***** MATERIALS PROVIDED
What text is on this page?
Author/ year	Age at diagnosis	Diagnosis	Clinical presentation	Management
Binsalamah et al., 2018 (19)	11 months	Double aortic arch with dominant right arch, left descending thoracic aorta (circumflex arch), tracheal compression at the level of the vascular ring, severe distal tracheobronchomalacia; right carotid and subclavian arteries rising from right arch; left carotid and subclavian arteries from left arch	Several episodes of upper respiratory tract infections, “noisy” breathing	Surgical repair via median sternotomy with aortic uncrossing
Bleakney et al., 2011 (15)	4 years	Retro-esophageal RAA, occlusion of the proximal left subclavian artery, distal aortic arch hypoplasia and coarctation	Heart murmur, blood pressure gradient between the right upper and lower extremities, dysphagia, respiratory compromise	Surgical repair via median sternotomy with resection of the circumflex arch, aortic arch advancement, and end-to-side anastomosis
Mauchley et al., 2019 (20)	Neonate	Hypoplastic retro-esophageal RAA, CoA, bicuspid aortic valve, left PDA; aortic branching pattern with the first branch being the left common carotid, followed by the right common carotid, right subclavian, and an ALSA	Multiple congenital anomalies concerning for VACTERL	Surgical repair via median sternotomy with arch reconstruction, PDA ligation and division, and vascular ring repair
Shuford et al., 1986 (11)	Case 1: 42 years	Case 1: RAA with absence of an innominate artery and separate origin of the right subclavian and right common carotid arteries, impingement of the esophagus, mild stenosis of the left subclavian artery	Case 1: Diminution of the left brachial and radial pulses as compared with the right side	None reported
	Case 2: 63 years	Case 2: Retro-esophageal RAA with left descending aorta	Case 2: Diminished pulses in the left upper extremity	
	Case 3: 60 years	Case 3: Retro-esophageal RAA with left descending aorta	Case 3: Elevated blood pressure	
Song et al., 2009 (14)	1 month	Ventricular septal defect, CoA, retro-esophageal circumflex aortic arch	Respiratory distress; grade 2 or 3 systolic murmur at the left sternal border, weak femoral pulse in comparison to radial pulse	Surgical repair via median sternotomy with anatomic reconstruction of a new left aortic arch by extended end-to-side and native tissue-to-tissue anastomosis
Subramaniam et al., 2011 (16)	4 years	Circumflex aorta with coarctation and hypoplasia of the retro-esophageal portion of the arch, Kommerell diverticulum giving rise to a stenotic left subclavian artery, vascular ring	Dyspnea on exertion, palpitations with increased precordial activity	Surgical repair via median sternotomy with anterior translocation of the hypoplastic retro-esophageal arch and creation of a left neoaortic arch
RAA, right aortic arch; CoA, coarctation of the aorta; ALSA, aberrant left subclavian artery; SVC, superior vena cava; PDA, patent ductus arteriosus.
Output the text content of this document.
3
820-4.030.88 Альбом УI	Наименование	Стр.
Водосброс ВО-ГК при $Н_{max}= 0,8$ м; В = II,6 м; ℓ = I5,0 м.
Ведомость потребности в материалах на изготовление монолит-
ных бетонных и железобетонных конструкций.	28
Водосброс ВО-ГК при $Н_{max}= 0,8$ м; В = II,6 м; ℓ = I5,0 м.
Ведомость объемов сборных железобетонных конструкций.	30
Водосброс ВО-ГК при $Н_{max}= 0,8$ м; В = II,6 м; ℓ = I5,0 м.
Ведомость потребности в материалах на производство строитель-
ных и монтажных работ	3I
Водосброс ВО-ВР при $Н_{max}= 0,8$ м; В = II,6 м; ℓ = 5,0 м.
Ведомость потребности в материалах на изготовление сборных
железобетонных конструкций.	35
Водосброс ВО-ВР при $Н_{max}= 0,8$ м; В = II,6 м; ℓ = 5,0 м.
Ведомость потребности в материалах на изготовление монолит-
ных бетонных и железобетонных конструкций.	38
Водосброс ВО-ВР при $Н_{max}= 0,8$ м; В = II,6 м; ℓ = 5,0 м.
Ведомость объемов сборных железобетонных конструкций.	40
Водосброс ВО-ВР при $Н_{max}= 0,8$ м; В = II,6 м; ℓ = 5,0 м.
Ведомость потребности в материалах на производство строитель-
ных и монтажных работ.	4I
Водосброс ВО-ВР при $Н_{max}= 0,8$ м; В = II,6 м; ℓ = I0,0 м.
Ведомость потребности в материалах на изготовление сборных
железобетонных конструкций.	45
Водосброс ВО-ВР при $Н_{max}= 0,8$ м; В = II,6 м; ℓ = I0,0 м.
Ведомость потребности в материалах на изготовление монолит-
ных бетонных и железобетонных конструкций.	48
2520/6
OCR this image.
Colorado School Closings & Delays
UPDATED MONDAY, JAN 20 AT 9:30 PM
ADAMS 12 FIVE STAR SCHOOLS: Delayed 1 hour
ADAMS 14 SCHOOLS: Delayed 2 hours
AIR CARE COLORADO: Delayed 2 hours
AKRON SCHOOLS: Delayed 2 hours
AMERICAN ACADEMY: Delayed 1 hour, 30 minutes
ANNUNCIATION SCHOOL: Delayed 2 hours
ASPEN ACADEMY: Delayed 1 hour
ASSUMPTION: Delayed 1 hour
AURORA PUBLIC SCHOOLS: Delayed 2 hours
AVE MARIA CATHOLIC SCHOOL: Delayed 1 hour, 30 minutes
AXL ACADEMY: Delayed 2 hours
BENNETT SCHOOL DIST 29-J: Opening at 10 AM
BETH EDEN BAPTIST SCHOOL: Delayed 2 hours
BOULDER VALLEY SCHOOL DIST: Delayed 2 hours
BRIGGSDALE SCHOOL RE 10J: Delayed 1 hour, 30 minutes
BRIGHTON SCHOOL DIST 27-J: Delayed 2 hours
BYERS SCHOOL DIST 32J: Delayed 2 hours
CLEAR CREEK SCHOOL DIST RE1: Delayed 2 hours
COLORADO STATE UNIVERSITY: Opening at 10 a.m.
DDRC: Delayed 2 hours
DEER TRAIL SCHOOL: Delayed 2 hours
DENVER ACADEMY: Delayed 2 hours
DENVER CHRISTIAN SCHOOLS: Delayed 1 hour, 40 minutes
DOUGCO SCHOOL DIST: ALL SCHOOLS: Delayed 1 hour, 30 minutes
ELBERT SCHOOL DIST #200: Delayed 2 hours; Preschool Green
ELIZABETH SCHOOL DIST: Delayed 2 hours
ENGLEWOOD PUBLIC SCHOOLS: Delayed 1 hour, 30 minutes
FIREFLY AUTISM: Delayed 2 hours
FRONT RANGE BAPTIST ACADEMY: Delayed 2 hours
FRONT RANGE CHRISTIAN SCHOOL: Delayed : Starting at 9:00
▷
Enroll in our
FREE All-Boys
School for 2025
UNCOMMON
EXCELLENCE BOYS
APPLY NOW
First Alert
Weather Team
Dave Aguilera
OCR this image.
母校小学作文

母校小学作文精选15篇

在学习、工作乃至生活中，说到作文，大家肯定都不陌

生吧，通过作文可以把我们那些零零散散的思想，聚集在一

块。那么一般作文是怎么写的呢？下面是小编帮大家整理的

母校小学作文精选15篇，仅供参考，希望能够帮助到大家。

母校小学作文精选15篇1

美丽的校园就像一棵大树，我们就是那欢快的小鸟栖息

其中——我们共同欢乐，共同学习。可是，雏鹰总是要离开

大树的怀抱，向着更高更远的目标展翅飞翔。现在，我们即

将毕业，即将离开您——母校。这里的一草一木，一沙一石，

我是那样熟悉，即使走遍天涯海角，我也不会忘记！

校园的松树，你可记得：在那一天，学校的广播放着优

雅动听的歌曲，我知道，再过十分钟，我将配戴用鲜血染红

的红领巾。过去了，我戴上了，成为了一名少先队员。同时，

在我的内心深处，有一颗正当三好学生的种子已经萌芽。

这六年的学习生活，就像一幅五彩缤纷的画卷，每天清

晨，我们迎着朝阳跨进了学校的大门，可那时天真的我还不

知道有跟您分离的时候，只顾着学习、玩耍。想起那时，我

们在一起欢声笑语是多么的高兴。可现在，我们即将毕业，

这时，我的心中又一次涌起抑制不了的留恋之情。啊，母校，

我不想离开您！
**********
■ **WHAT THIS TASK INVOLVES**
Across all the entries, count the lines that contain the word "distal" and give the number by itself.

■ **WRITTEN RESPONSE**
2